WRITTEN INSTRUCTION: How many of the lines below hold the word "title"? Answer only with the number.

SUPPLIED RECORDS:
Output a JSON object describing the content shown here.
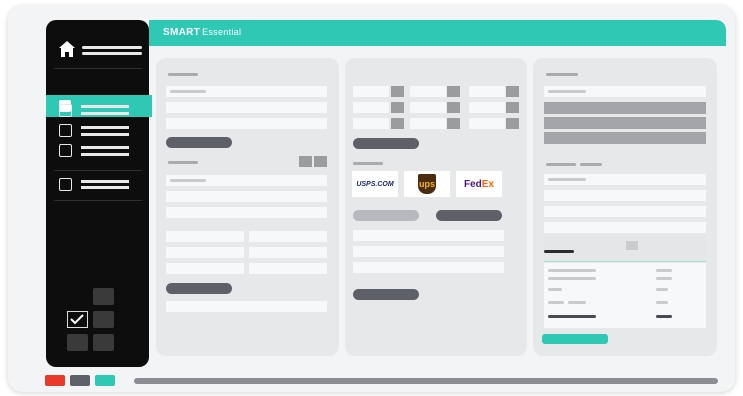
{
  "app": {
    "brand": "SMART",
    "edition": "Essential"
  },
  "colors": {
    "accent": "#2ec8b5",
    "sidebar": "#0d0d0d",
    "red": "#e8392b",
    "slate": "#5d6068"
  },
  "sidebar": {
    "home_icon": "home-icon",
    "items": [
      "active",
      "item-1",
      "item-2",
      "item-3",
      "item-4"
    ]
  },
  "carriers": {
    "usps": "USPS.COM",
    "ups": "ups",
    "fedex_fe": "Fed",
    "fedex_ex": "Ex"
  },
  "bottom_dots": [
    "red",
    "slate",
    "teal"
  ]
}
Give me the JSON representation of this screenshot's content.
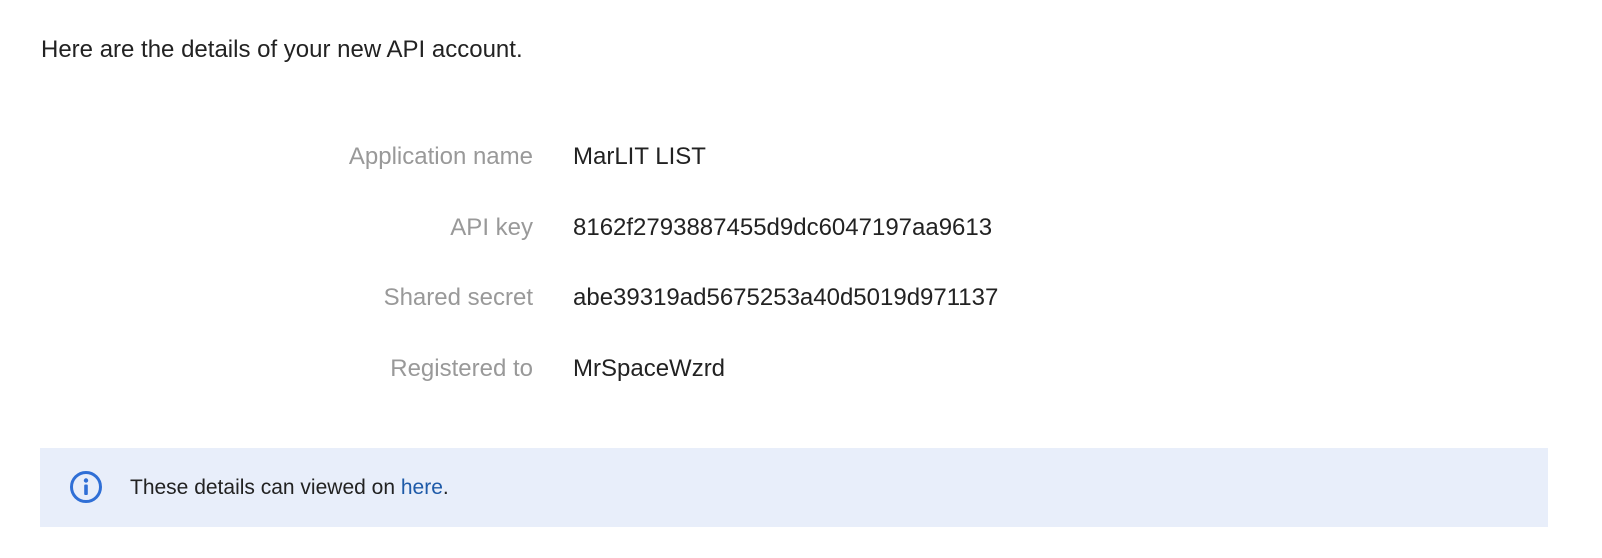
{
  "intro": "Here are the details of your new API account.",
  "details": [
    {
      "label": "Application name",
      "value": "MarLIT LIST"
    },
    {
      "label": "API key",
      "value": "8162f2793887455d9dc6047197aa9613"
    },
    {
      "label": "Shared secret",
      "value": "abe39319ad5675253a40d5019d971137"
    },
    {
      "label": "Registered to",
      "value": "MrSpaceWzrd"
    }
  ],
  "notice": {
    "icon": "info-icon",
    "text_before": "These details can viewed on ",
    "link_text": "here",
    "text_after": ".",
    "background": "#e8eefa",
    "icon_color": "#2f6fd6",
    "link_color": "#1e5aa8"
  }
}
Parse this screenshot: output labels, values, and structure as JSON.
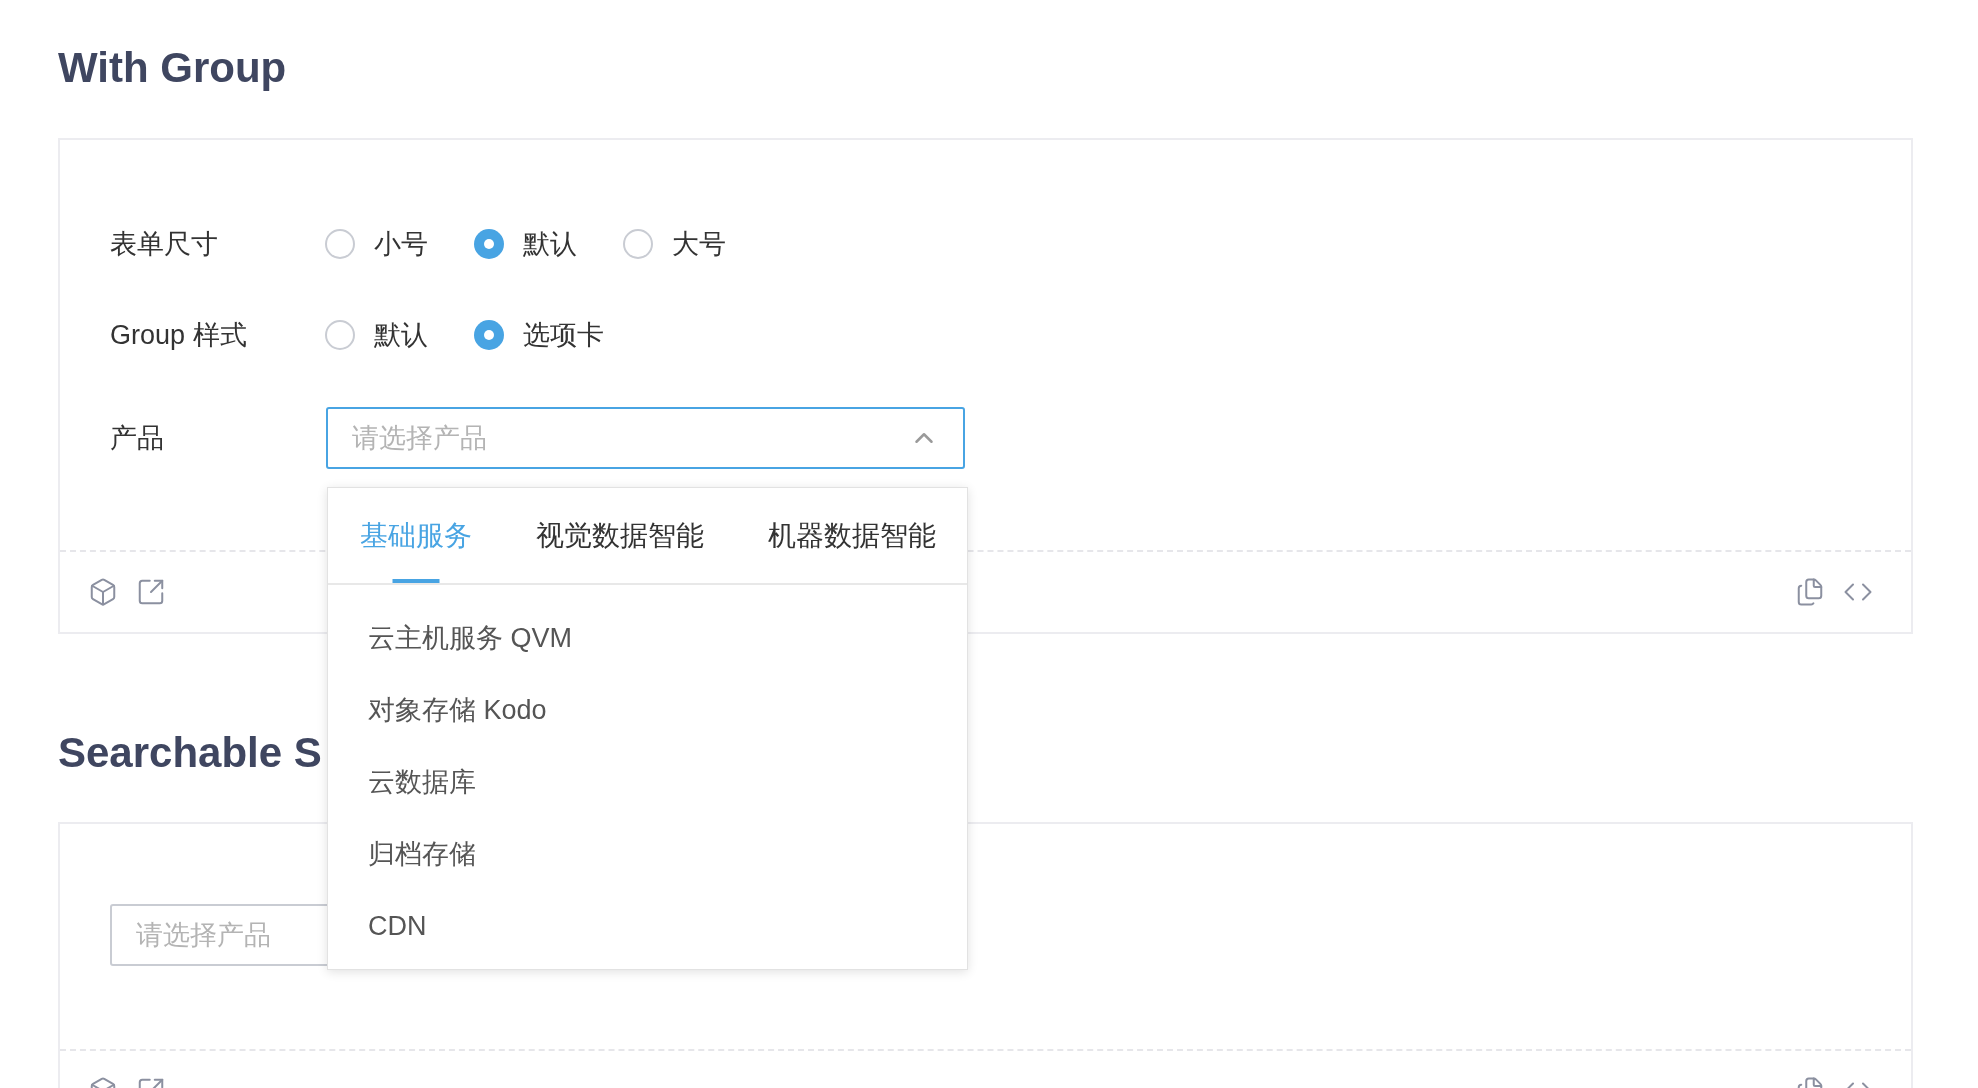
{
  "sections": [
    {
      "title": "With Group",
      "form": {
        "rows": [
          {
            "kind": "radio",
            "label": "表单尺寸",
            "options": [
              {
                "label": "小号",
                "selected": false
              },
              {
                "label": "默认",
                "selected": true
              },
              {
                "label": "大号",
                "selected": false
              }
            ]
          },
          {
            "kind": "radio",
            "label": "Group 样式",
            "options": [
              {
                "label": "默认",
                "selected": false
              },
              {
                "label": "选项卡",
                "selected": true
              }
            ]
          },
          {
            "kind": "select",
            "label": "产品",
            "placeholder": "请选择产品",
            "expanded": true
          }
        ]
      },
      "dropdown": {
        "tabs": [
          {
            "label": "基础服务",
            "selected": true
          },
          {
            "label": "视觉数据智能",
            "selected": false
          },
          {
            "label": "机器数据智能",
            "selected": false
          }
        ],
        "items": [
          "云主机服务 QVM",
          "对象存储 Kodo",
          "云数据库",
          "归档存储",
          "CDN"
        ]
      }
    },
    {
      "title": "Searchable S",
      "select": {
        "placeholder": "请选择产品"
      }
    }
  ]
}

COMPLETED TASK: 2